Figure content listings
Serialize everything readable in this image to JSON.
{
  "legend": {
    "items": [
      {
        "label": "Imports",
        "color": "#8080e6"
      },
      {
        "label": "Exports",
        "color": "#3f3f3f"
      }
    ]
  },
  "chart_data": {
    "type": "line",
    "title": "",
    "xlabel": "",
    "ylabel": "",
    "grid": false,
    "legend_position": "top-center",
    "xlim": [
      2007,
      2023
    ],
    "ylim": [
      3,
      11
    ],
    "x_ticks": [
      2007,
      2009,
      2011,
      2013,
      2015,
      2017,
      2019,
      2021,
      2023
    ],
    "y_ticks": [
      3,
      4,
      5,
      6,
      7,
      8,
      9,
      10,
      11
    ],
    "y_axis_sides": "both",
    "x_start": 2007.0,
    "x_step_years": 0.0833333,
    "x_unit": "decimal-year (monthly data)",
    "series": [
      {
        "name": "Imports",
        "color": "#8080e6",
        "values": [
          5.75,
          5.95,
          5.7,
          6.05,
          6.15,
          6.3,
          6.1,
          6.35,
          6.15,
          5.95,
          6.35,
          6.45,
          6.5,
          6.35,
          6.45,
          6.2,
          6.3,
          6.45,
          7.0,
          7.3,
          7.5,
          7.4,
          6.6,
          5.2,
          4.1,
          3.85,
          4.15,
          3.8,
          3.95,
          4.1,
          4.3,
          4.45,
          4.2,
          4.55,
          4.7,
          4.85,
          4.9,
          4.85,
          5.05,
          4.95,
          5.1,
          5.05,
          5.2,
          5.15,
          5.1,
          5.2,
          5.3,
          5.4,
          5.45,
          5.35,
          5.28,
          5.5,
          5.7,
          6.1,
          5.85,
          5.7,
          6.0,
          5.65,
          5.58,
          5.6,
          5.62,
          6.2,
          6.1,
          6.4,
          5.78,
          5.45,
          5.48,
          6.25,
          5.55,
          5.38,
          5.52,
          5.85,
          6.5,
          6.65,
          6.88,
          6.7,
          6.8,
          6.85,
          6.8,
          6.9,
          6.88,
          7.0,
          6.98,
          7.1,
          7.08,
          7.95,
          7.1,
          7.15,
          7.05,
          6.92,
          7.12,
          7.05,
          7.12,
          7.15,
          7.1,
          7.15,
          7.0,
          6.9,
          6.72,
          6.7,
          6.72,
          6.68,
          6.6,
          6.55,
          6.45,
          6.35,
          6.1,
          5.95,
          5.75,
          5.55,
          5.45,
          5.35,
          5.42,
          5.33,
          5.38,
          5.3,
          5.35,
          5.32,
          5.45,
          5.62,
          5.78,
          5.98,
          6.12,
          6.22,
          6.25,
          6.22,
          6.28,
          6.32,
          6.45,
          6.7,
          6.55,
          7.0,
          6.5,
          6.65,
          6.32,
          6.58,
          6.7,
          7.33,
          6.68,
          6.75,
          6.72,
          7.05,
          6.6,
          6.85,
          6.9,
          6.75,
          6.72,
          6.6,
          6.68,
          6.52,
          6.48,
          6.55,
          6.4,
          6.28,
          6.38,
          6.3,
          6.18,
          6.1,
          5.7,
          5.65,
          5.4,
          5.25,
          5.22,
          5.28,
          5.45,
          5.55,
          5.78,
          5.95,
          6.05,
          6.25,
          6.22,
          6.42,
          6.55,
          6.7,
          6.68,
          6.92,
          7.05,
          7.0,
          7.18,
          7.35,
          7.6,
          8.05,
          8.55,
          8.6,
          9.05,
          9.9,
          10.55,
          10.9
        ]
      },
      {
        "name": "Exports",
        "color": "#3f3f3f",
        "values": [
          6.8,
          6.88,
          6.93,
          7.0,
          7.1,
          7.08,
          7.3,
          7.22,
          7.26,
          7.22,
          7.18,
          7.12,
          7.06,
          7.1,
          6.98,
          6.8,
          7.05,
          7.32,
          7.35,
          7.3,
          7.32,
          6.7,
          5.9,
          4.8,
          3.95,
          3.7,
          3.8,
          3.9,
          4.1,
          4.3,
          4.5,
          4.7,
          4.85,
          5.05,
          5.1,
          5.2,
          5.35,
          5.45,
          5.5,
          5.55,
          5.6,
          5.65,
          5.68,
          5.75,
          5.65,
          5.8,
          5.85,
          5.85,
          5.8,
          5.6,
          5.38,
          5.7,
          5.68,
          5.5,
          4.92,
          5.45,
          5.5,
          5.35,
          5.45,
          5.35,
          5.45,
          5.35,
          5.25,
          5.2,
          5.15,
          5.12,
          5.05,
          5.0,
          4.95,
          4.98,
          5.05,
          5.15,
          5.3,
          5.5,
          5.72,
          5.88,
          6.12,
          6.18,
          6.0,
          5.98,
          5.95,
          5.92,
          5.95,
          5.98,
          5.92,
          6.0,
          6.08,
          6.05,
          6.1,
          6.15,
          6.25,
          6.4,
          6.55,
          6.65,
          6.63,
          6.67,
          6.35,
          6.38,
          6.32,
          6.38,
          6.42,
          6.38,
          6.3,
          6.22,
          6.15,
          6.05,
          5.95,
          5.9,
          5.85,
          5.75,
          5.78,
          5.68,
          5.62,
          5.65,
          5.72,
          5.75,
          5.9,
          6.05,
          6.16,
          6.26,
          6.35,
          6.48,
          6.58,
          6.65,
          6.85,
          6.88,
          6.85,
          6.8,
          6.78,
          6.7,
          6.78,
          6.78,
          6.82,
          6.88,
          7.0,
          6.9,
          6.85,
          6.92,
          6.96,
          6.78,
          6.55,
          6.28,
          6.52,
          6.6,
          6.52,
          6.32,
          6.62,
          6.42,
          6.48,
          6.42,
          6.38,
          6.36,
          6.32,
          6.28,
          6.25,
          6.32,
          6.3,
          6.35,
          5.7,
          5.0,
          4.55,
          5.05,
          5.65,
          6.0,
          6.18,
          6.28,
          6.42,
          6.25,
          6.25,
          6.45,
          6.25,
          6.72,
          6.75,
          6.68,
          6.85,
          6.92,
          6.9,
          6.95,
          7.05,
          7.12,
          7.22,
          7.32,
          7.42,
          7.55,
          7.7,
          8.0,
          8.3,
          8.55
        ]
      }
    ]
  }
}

● Task to complete: Make an exact copy of the listing, including every line.

● Task response:
Serialize everything readable in this image to JSON.
{
  "legend": {
    "items": [
      {
        "label": "Imports",
        "color": "#8080e6"
      },
      {
        "label": "Exports",
        "color": "#3f3f3f"
      }
    ]
  },
  "chart_data": {
    "type": "line",
    "title": "",
    "xlabel": "",
    "ylabel": "",
    "grid": false,
    "legend_position": "top-center",
    "xlim": [
      2007,
      2023
    ],
    "ylim": [
      3,
      11
    ],
    "x_ticks": [
      2007,
      2009,
      2011,
      2013,
      2015,
      2017,
      2019,
      2021,
      2023
    ],
    "y_ticks": [
      3,
      4,
      5,
      6,
      7,
      8,
      9,
      10,
      11
    ],
    "y_axis_sides": "both",
    "x_start": 2007.0,
    "x_step_years": 0.0833333,
    "x_unit": "decimal-year (monthly data)",
    "series": [
      {
        "name": "Imports",
        "color": "#8080e6",
        "values": [
          5.75,
          5.95,
          5.7,
          6.05,
          6.15,
          6.3,
          6.1,
          6.35,
          6.15,
          5.95,
          6.35,
          6.45,
          6.5,
          6.35,
          6.45,
          6.2,
          6.3,
          6.45,
          7.0,
          7.3,
          7.5,
          7.4,
          6.6,
          5.2,
          4.1,
          3.85,
          4.15,
          3.8,
          3.95,
          4.1,
          4.3,
          4.45,
          4.2,
          4.55,
          4.7,
          4.85,
          4.9,
          4.85,
          5.05,
          4.95,
          5.1,
          5.05,
          5.2,
          5.15,
          5.1,
          5.2,
          5.3,
          5.4,
          5.45,
          5.35,
          5.28,
          5.5,
          5.7,
          6.1,
          5.85,
          5.7,
          6.0,
          5.65,
          5.58,
          5.6,
          5.62,
          6.2,
          6.1,
          6.4,
          5.78,
          5.45,
          5.48,
          6.25,
          5.55,
          5.38,
          5.52,
          5.85,
          6.5,
          6.65,
          6.88,
          6.7,
          6.8,
          6.85,
          6.8,
          6.9,
          6.88,
          7.0,
          6.98,
          7.1,
          7.08,
          7.95,
          7.1,
          7.15,
          7.05,
          6.92,
          7.12,
          7.05,
          7.12,
          7.15,
          7.1,
          7.15,
          7.0,
          6.9,
          6.72,
          6.7,
          6.72,
          6.68,
          6.6,
          6.55,
          6.45,
          6.35,
          6.1,
          5.95,
          5.75,
          5.55,
          5.45,
          5.35,
          5.42,
          5.33,
          5.38,
          5.3,
          5.35,
          5.32,
          5.45,
          5.62,
          5.78,
          5.98,
          6.12,
          6.22,
          6.25,
          6.22,
          6.28,
          6.32,
          6.45,
          6.7,
          6.55,
          7.0,
          6.5,
          6.65,
          6.32,
          6.58,
          6.7,
          7.33,
          6.68,
          6.75,
          6.72,
          7.05,
          6.6,
          6.85,
          6.9,
          6.75,
          6.72,
          6.6,
          6.68,
          6.52,
          6.48,
          6.55,
          6.4,
          6.28,
          6.38,
          6.3,
          6.18,
          6.1,
          5.7,
          5.65,
          5.4,
          5.25,
          5.22,
          5.28,
          5.45,
          5.55,
          5.78,
          5.95,
          6.05,
          6.25,
          6.22,
          6.42,
          6.55,
          6.7,
          6.68,
          6.92,
          7.05,
          7.0,
          7.18,
          7.35,
          7.6,
          8.05,
          8.55,
          8.6,
          9.05,
          9.9,
          10.55,
          10.9
        ]
      },
      {
        "name": "Exports",
        "color": "#3f3f3f",
        "values": [
          6.8,
          6.88,
          6.93,
          7.0,
          7.1,
          7.08,
          7.3,
          7.22,
          7.26,
          7.22,
          7.18,
          7.12,
          7.06,
          7.1,
          6.98,
          6.8,
          7.05,
          7.32,
          7.35,
          7.3,
          7.32,
          6.7,
          5.9,
          4.8,
          3.95,
          3.7,
          3.8,
          3.9,
          4.1,
          4.3,
          4.5,
          4.7,
          4.85,
          5.05,
          5.1,
          5.2,
          5.35,
          5.45,
          5.5,
          5.55,
          5.6,
          5.65,
          5.68,
          5.75,
          5.65,
          5.8,
          5.85,
          5.85,
          5.8,
          5.6,
          5.38,
          5.7,
          5.68,
          5.5,
          4.92,
          5.45,
          5.5,
          5.35,
          5.45,
          5.35,
          5.45,
          5.35,
          5.25,
          5.2,
          5.15,
          5.12,
          5.05,
          5.0,
          4.95,
          4.98,
          5.05,
          5.15,
          5.3,
          5.5,
          5.72,
          5.88,
          6.12,
          6.18,
          6.0,
          5.98,
          5.95,
          5.92,
          5.95,
          5.98,
          5.92,
          6.0,
          6.08,
          6.05,
          6.1,
          6.15,
          6.25,
          6.4,
          6.55,
          6.65,
          6.63,
          6.67,
          6.35,
          6.38,
          6.32,
          6.38,
          6.42,
          6.38,
          6.3,
          6.22,
          6.15,
          6.05,
          5.95,
          5.9,
          5.85,
          5.75,
          5.78,
          5.68,
          5.62,
          5.65,
          5.72,
          5.75,
          5.9,
          6.05,
          6.16,
          6.26,
          6.35,
          6.48,
          6.58,
          6.65,
          6.85,
          6.88,
          6.85,
          6.8,
          6.78,
          6.7,
          6.78,
          6.78,
          6.82,
          6.88,
          7.0,
          6.9,
          6.85,
          6.92,
          6.96,
          6.78,
          6.55,
          6.28,
          6.52,
          6.6,
          6.52,
          6.32,
          6.62,
          6.42,
          6.48,
          6.42,
          6.38,
          6.36,
          6.32,
          6.28,
          6.25,
          6.32,
          6.3,
          6.35,
          5.7,
          5.0,
          4.55,
          5.05,
          5.65,
          6.0,
          6.18,
          6.28,
          6.42,
          6.25,
          6.25,
          6.45,
          6.25,
          6.72,
          6.75,
          6.68,
          6.85,
          6.92,
          6.9,
          6.95,
          7.05,
          7.12,
          7.22,
          7.32,
          7.42,
          7.55,
          7.7,
          8.0,
          8.3,
          8.55
        ]
      }
    ]
  }
}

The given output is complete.